### Short exercise
Report how many lines in the records below contain the word "ruwawaq". Give only the number.

═════ Records shown

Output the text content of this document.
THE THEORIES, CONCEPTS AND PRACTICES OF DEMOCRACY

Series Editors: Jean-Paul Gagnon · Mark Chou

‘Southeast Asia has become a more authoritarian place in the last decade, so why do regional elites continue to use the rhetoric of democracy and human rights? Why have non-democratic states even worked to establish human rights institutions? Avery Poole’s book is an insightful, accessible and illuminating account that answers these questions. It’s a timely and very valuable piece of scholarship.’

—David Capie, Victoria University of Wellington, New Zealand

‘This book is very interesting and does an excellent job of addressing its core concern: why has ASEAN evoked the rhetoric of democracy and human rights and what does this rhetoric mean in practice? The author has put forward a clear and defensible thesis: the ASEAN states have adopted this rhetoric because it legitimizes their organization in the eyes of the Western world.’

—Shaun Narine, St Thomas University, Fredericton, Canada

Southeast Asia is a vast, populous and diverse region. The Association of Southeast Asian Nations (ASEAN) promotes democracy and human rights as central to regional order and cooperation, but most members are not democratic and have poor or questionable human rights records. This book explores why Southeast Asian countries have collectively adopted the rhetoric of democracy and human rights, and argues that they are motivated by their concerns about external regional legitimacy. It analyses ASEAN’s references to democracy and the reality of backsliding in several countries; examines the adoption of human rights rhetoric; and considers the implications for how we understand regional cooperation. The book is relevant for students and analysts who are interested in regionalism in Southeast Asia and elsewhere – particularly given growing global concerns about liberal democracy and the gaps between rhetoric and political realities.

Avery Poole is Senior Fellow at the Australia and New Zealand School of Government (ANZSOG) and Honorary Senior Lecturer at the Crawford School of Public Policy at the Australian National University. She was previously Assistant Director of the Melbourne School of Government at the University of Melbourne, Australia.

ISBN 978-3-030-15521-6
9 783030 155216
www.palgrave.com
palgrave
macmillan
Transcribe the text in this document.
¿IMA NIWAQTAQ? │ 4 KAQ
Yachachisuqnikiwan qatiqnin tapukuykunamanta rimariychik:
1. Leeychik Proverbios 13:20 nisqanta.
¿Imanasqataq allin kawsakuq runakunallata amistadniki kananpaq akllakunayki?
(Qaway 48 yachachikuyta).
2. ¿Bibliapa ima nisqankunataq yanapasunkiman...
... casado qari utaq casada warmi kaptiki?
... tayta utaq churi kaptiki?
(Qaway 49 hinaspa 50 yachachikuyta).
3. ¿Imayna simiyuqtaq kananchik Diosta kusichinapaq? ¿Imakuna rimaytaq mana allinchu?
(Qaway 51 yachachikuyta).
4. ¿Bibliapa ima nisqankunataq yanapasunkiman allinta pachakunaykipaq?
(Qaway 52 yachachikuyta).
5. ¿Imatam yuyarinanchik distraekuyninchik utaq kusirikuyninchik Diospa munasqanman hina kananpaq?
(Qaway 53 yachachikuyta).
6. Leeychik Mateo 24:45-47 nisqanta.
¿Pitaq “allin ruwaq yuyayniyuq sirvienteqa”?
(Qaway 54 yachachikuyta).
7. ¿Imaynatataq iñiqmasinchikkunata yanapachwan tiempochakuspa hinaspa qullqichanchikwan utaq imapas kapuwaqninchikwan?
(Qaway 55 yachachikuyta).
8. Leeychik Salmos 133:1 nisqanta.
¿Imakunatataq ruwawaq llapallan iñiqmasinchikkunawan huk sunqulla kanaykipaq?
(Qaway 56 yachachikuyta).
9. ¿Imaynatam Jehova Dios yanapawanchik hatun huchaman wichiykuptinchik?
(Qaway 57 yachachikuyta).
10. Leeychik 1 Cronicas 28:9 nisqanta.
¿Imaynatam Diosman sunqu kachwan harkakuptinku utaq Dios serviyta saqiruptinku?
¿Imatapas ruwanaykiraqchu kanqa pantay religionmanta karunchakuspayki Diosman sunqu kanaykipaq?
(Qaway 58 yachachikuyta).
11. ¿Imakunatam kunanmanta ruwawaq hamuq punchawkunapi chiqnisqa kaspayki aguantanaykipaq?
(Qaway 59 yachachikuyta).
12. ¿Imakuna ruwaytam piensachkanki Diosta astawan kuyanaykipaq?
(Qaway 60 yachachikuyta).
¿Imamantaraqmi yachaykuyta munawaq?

══════════

### Complete output
2